* **CHALLENGE**
Tell how many lines in these records contain the string "type", with only the number as the reply.
----------------
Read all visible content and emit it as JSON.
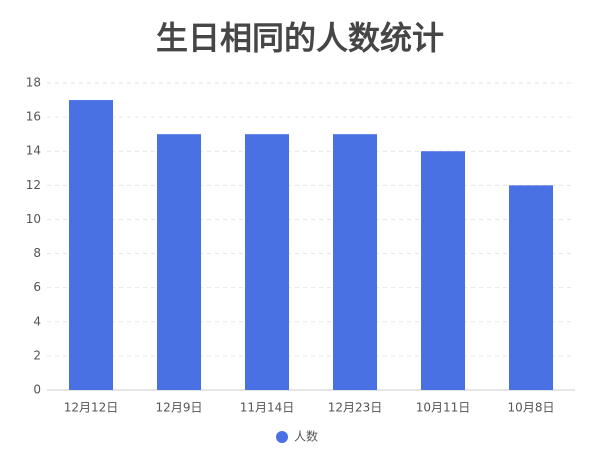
{
  "chart_data": {
    "type": "bar",
    "title": "生日相同的人数统计",
    "categories": [
      "12月12日",
      "12月9日",
      "11月14日",
      "12月23日",
      "10月11日",
      "10月8日"
    ],
    "series": [
      {
        "name": "人数",
        "color": "#4a71e3",
        "values": [
          17,
          15,
          15,
          15,
          14,
          12
        ]
      }
    ],
    "ylim": [
      0,
      18
    ],
    "yticks": [
      0,
      2,
      4,
      6,
      8,
      10,
      12,
      14,
      16,
      18
    ],
    "grid": true,
    "legend": "bottom"
  }
}
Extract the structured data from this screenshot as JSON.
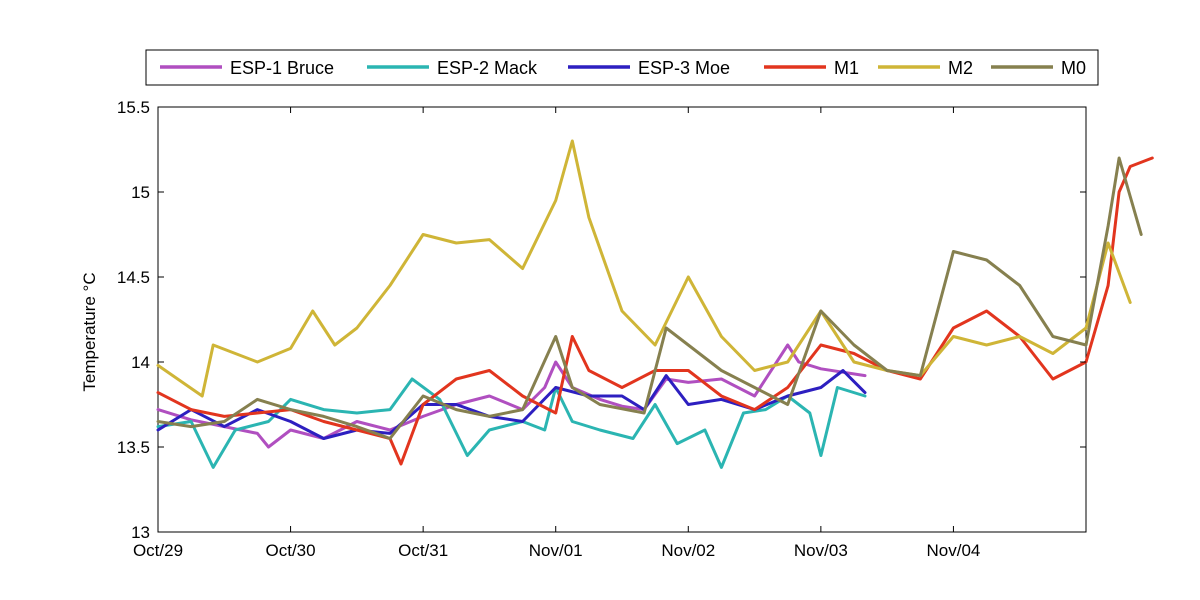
{
  "chart_data": {
    "type": "line",
    "ylabel": "Temperature °C",
    "ylim": [
      13,
      15.5
    ],
    "yticks": [
      13,
      13.5,
      14,
      14.5,
      15,
      15.5
    ],
    "ytick_labels": [
      "13",
      "13.5",
      "14",
      "14.5",
      "15",
      "15.5"
    ],
    "xlim": [
      "2011-10-29",
      "2011-11-05"
    ],
    "xticks": [
      "2011-10-29",
      "2011-10-30",
      "2011-10-31",
      "2011-11-01",
      "2011-11-02",
      "2011-11-03",
      "2011-11-04"
    ],
    "xtick_labels": [
      "Oct/29",
      "Oct/30",
      "Oct/31",
      "Nov/01",
      "Nov/02",
      "Nov/03",
      "Nov/04"
    ],
    "grid": false,
    "legend_placement": "top, outside plot, single row",
    "series": [
      {
        "name": "ESP-1 Bruce",
        "color": "#b04fc0",
        "points": [
          [
            "2011-10-29 00:00",
            13.72
          ],
          [
            "2011-10-29 06:00",
            13.66
          ],
          [
            "2011-10-29 12:00",
            13.62
          ],
          [
            "2011-10-29 18:00",
            13.58
          ],
          [
            "2011-10-29 20:00",
            13.5
          ],
          [
            "2011-10-30 00:00",
            13.6
          ],
          [
            "2011-10-30 06:00",
            13.55
          ],
          [
            "2011-10-30 12:00",
            13.65
          ],
          [
            "2011-10-30 18:00",
            13.6
          ],
          [
            "2011-10-31 00:00",
            13.68
          ],
          [
            "2011-10-31 06:00",
            13.75
          ],
          [
            "2011-10-31 12:00",
            13.8
          ],
          [
            "2011-10-31 18:00",
            13.72
          ],
          [
            "2011-10-31 22:00",
            13.85
          ],
          [
            "2011-11-01 00:00",
            14.0
          ],
          [
            "2011-11-01 03:00",
            13.85
          ],
          [
            "2011-11-01 08:00",
            13.78
          ],
          [
            "2011-11-01 12:00",
            13.74
          ],
          [
            "2011-11-01 16:00",
            13.72
          ],
          [
            "2011-11-01 20:00",
            13.9
          ],
          [
            "2011-11-02 00:00",
            13.88
          ],
          [
            "2011-11-02 06:00",
            13.9
          ],
          [
            "2011-11-02 12:00",
            13.8
          ],
          [
            "2011-11-02 18:00",
            14.1
          ],
          [
            "2011-11-02 20:00",
            14.0
          ],
          [
            "2011-11-03 00:00",
            13.96
          ],
          [
            "2011-11-03 08:00",
            13.92
          ]
        ]
      },
      {
        "name": "ESP-2 Mack",
        "color": "#2bb5b2",
        "points": [
          [
            "2011-10-29 00:00",
            13.62
          ],
          [
            "2011-10-29 06:00",
            13.65
          ],
          [
            "2011-10-29 10:00",
            13.38
          ],
          [
            "2011-10-29 14:00",
            13.6
          ],
          [
            "2011-10-29 20:00",
            13.65
          ],
          [
            "2011-10-30 00:00",
            13.78
          ],
          [
            "2011-10-30 06:00",
            13.72
          ],
          [
            "2011-10-30 12:00",
            13.7
          ],
          [
            "2011-10-30 18:00",
            13.72
          ],
          [
            "2011-10-30 22:00",
            13.9
          ],
          [
            "2011-10-31 03:00",
            13.78
          ],
          [
            "2011-10-31 08:00",
            13.45
          ],
          [
            "2011-10-31 12:00",
            13.6
          ],
          [
            "2011-10-31 18:00",
            13.65
          ],
          [
            "2011-10-31 22:00",
            13.6
          ],
          [
            "2011-11-01 00:00",
            13.85
          ],
          [
            "2011-11-01 03:00",
            13.65
          ],
          [
            "2011-11-01 08:00",
            13.6
          ],
          [
            "2011-11-01 14:00",
            13.55
          ],
          [
            "2011-11-01 18:00",
            13.75
          ],
          [
            "2011-11-01 22:00",
            13.52
          ],
          [
            "2011-11-02 03:00",
            13.6
          ],
          [
            "2011-11-02 06:00",
            13.38
          ],
          [
            "2011-11-02 10:00",
            13.7
          ],
          [
            "2011-11-02 14:00",
            13.72
          ],
          [
            "2011-11-02 18:00",
            13.8
          ],
          [
            "2011-11-02 22:00",
            13.7
          ],
          [
            "2011-11-03 00:00",
            13.45
          ],
          [
            "2011-11-03 03:00",
            13.85
          ],
          [
            "2011-11-03 08:00",
            13.8
          ]
        ]
      },
      {
        "name": "ESP-3 Moe",
        "color": "#2d1fc0",
        "points": [
          [
            "2011-10-29 00:00",
            13.6
          ],
          [
            "2011-10-29 06:00",
            13.72
          ],
          [
            "2011-10-29 12:00",
            13.62
          ],
          [
            "2011-10-29 18:00",
            13.72
          ],
          [
            "2011-10-30 00:00",
            13.65
          ],
          [
            "2011-10-30 06:00",
            13.55
          ],
          [
            "2011-10-30 12:00",
            13.6
          ],
          [
            "2011-10-30 18:00",
            13.58
          ],
          [
            "2011-10-31 00:00",
            13.75
          ],
          [
            "2011-10-31 06:00",
            13.75
          ],
          [
            "2011-10-31 12:00",
            13.68
          ],
          [
            "2011-10-31 18:00",
            13.65
          ],
          [
            "2011-11-01 00:00",
            13.85
          ],
          [
            "2011-11-01 06:00",
            13.8
          ],
          [
            "2011-11-01 12:00",
            13.8
          ],
          [
            "2011-11-01 16:00",
            13.72
          ],
          [
            "2011-11-01 20:00",
            13.92
          ],
          [
            "2011-11-02 00:00",
            13.75
          ],
          [
            "2011-11-02 06:00",
            13.78
          ],
          [
            "2011-11-02 12:00",
            13.72
          ],
          [
            "2011-11-02 18:00",
            13.8
          ],
          [
            "2011-11-03 00:00",
            13.85
          ],
          [
            "2011-11-03 04:00",
            13.95
          ],
          [
            "2011-11-03 08:00",
            13.82
          ]
        ]
      },
      {
        "name": "M1",
        "color": "#e2351e",
        "points": [
          [
            "2011-10-29 00:00",
            13.82
          ],
          [
            "2011-10-29 06:00",
            13.72
          ],
          [
            "2011-10-29 12:00",
            13.68
          ],
          [
            "2011-10-29 18:00",
            13.7
          ],
          [
            "2011-10-30 00:00",
            13.72
          ],
          [
            "2011-10-30 06:00",
            13.65
          ],
          [
            "2011-10-30 12:00",
            13.6
          ],
          [
            "2011-10-30 18:00",
            13.55
          ],
          [
            "2011-10-30 20:00",
            13.4
          ],
          [
            "2011-10-31 00:00",
            13.75
          ],
          [
            "2011-10-31 06:00",
            13.9
          ],
          [
            "2011-10-31 12:00",
            13.95
          ],
          [
            "2011-10-31 18:00",
            13.8
          ],
          [
            "2011-11-01 00:00",
            13.7
          ],
          [
            "2011-11-01 03:00",
            14.15
          ],
          [
            "2011-11-01 06:00",
            13.95
          ],
          [
            "2011-11-01 12:00",
            13.85
          ],
          [
            "2011-11-01 18:00",
            13.95
          ],
          [
            "2011-11-02 00:00",
            13.95
          ],
          [
            "2011-11-02 06:00",
            13.8
          ],
          [
            "2011-11-02 12:00",
            13.72
          ],
          [
            "2011-11-02 18:00",
            13.85
          ],
          [
            "2011-11-03 00:00",
            14.1
          ],
          [
            "2011-11-03 06:00",
            14.05
          ],
          [
            "2011-11-03 12:00",
            13.95
          ],
          [
            "2011-11-03 18:00",
            13.9
          ],
          [
            "2011-11-04 00:00",
            14.2
          ],
          [
            "2011-11-04 06:00",
            14.3
          ],
          [
            "2011-11-04 12:00",
            14.15
          ],
          [
            "2011-11-04 18:00",
            13.9
          ],
          [
            "2011-11-05 00:00",
            14.0
          ],
          [
            "2011-11-05 04:00",
            14.45
          ],
          [
            "2011-11-05 06:00",
            15.0
          ],
          [
            "2011-11-05 08:00",
            15.15
          ],
          [
            "2011-11-05 12:00",
            15.2
          ]
        ]
      },
      {
        "name": "M2",
        "color": "#cfb537",
        "points": [
          [
            "2011-10-29 00:00",
            13.98
          ],
          [
            "2011-10-29 08:00",
            13.8
          ],
          [
            "2011-10-29 10:00",
            14.1
          ],
          [
            "2011-10-29 18:00",
            14.0
          ],
          [
            "2011-10-30 00:00",
            14.08
          ],
          [
            "2011-10-30 04:00",
            14.3
          ],
          [
            "2011-10-30 08:00",
            14.1
          ],
          [
            "2011-10-30 12:00",
            14.2
          ],
          [
            "2011-10-30 18:00",
            14.45
          ],
          [
            "2011-10-31 00:00",
            14.75
          ],
          [
            "2011-10-31 06:00",
            14.7
          ],
          [
            "2011-10-31 12:00",
            14.72
          ],
          [
            "2011-10-31 18:00",
            14.55
          ],
          [
            "2011-11-01 00:00",
            14.95
          ],
          [
            "2011-11-01 03:00",
            15.3
          ],
          [
            "2011-11-01 06:00",
            14.85
          ],
          [
            "2011-11-01 12:00",
            14.3
          ],
          [
            "2011-11-01 18:00",
            14.1
          ],
          [
            "2011-11-02 00:00",
            14.5
          ],
          [
            "2011-11-02 06:00",
            14.15
          ],
          [
            "2011-11-02 12:00",
            13.95
          ],
          [
            "2011-11-02 18:00",
            14.0
          ],
          [
            "2011-11-03 00:00",
            14.3
          ],
          [
            "2011-11-03 06:00",
            14.0
          ],
          [
            "2011-11-03 12:00",
            13.95
          ],
          [
            "2011-11-03 18:00",
            13.92
          ],
          [
            "2011-11-04 00:00",
            14.15
          ],
          [
            "2011-11-04 06:00",
            14.1
          ],
          [
            "2011-11-04 12:00",
            14.15
          ],
          [
            "2011-11-04 18:00",
            14.05
          ],
          [
            "2011-11-05 00:00",
            14.2
          ],
          [
            "2011-11-05 04:00",
            14.7
          ],
          [
            "2011-11-05 08:00",
            14.35
          ]
        ]
      },
      {
        "name": "M0",
        "color": "#86804f",
        "points": [
          [
            "2011-10-29 00:00",
            13.65
          ],
          [
            "2011-10-29 06:00",
            13.62
          ],
          [
            "2011-10-29 12:00",
            13.65
          ],
          [
            "2011-10-29 18:00",
            13.78
          ],
          [
            "2011-10-30 00:00",
            13.72
          ],
          [
            "2011-10-30 06:00",
            13.68
          ],
          [
            "2011-10-30 12:00",
            13.62
          ],
          [
            "2011-10-30 18:00",
            13.55
          ],
          [
            "2011-10-31 00:00",
            13.8
          ],
          [
            "2011-10-31 06:00",
            13.72
          ],
          [
            "2011-10-31 12:00",
            13.68
          ],
          [
            "2011-10-31 18:00",
            13.72
          ],
          [
            "2011-11-01 00:00",
            14.15
          ],
          [
            "2011-11-01 03:00",
            13.85
          ],
          [
            "2011-11-01 08:00",
            13.75
          ],
          [
            "2011-11-01 16:00",
            13.7
          ],
          [
            "2011-11-01 20:00",
            14.2
          ],
          [
            "2011-11-02 00:00",
            14.1
          ],
          [
            "2011-11-02 06:00",
            13.95
          ],
          [
            "2011-11-02 12:00",
            13.85
          ],
          [
            "2011-11-02 18:00",
            13.75
          ],
          [
            "2011-11-03 00:00",
            14.3
          ],
          [
            "2011-11-03 06:00",
            14.1
          ],
          [
            "2011-11-03 12:00",
            13.95
          ],
          [
            "2011-11-03 18:00",
            13.92
          ],
          [
            "2011-11-04 00:00",
            14.65
          ],
          [
            "2011-11-04 06:00",
            14.6
          ],
          [
            "2011-11-04 12:00",
            14.45
          ],
          [
            "2011-11-04 18:00",
            14.15
          ],
          [
            "2011-11-05 00:00",
            14.1
          ],
          [
            "2011-11-05 04:00",
            14.8
          ],
          [
            "2011-11-05 06:00",
            15.2
          ],
          [
            "2011-11-05 10:00",
            14.75
          ]
        ]
      }
    ]
  }
}
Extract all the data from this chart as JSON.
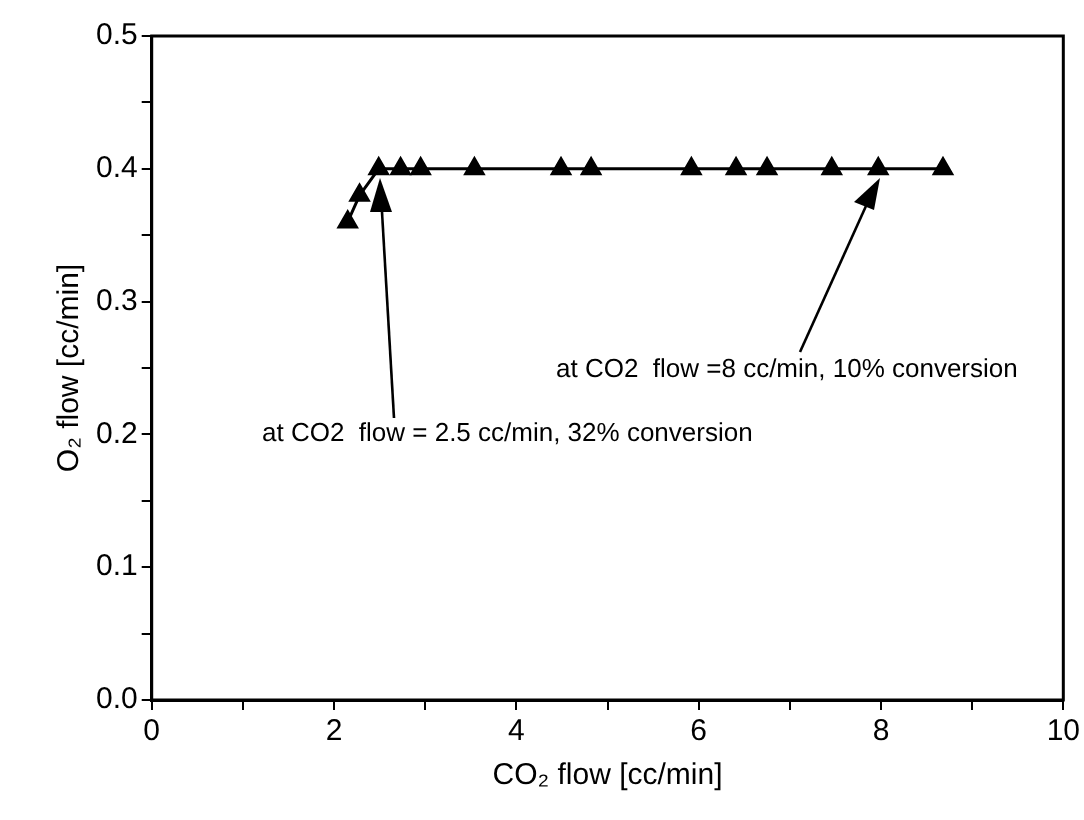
{
  "chart_data": {
    "type": "line",
    "xlabel": "CO₂ flow [cc/min]",
    "ylabel": "O₂ flow [cc/min]",
    "x": [
      2.15,
      2.28,
      2.49,
      2.73,
      2.95,
      3.54,
      4.49,
      4.82,
      5.92,
      6.41,
      6.75,
      7.46,
      7.97,
      8.68
    ],
    "series": [
      {
        "color": "#000000",
        "values": [
          0.36,
          0.38,
          0.4,
          0.4,
          0.4,
          0.4,
          0.4,
          0.4,
          0.4,
          0.4,
          0.4,
          0.4,
          0.4,
          0.4
        ]
      }
    ],
    "xlim": [
      0,
      10
    ],
    "xticks": [
      0,
      {
        "value": 1,
        "label": null
      },
      2,
      {
        "value": 3,
        "label": null
      },
      4,
      {
        "value": 5,
        "label": null
      },
      6,
      {
        "value": 7,
        "label": null
      },
      8,
      {
        "value": 9,
        "label": null
      },
      10
    ],
    "ylim": [
      0,
      0.5
    ],
    "yticks": [
      {
        "value": 0,
        "label": "0.0"
      },
      {
        "value": 0.05,
        "label": null
      },
      0.1,
      {
        "value": 0.15,
        "label": null
      },
      0.2,
      {
        "value": 0.25,
        "label": null
      },
      0.3,
      {
        "value": 0.35,
        "label": null
      },
      0.4,
      {
        "value": 0.45,
        "label": null
      },
      0.5
    ],
    "marker": "triangle",
    "line_style": "solid",
    "grid": false,
    "legend": false,
    "annotations": [
      "at CO2  flow =8 cc/min, 10% conversion",
      "at CO2  flow = 2.5 cc/min, 32% conversion"
    ]
  }
}
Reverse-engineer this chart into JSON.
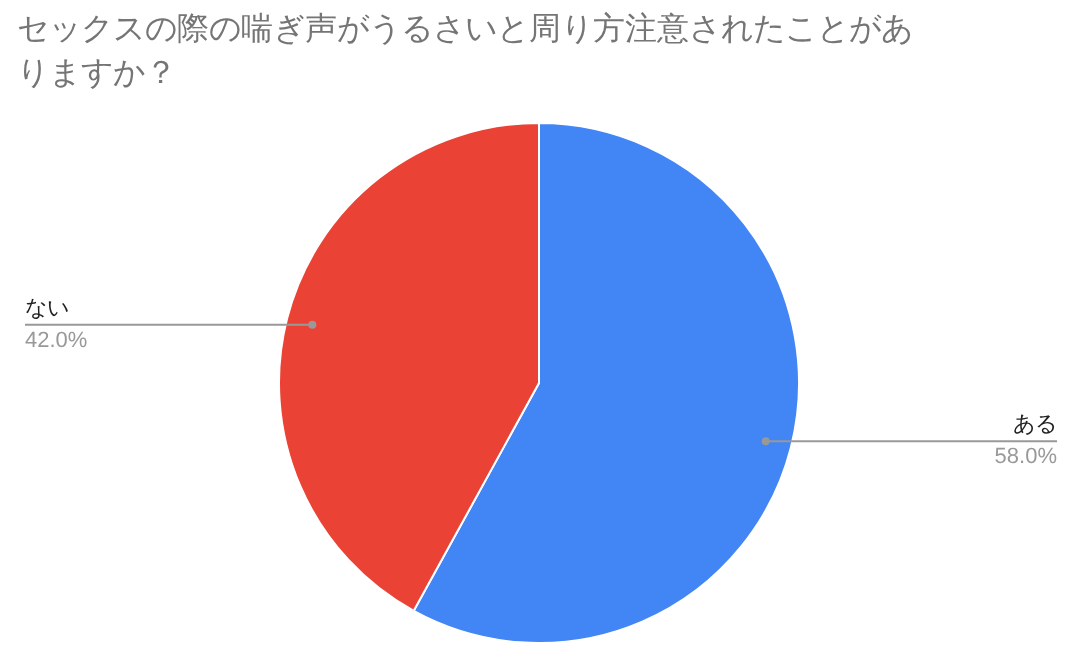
{
  "chart_data": {
    "type": "pie",
    "title": "セックスの際の喘ぎ声がうるさいと周り方注意されたことがありますか？",
    "categories": [
      "ある",
      "ない"
    ],
    "values": [
      58.0,
      42.0
    ],
    "value_labels": [
      "58.0%",
      "42.0%"
    ],
    "colors": [
      "#4285f4",
      "#ea4335"
    ]
  }
}
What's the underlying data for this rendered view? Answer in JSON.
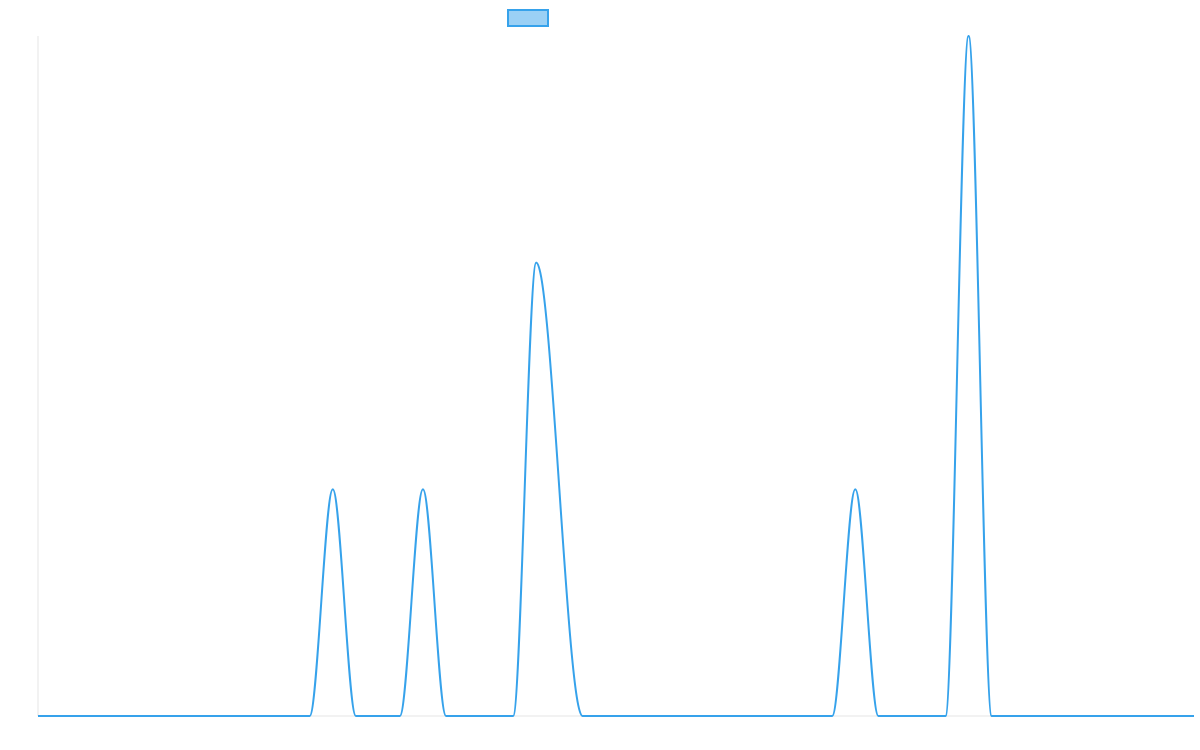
----------------
* **THE SOLUTION**
4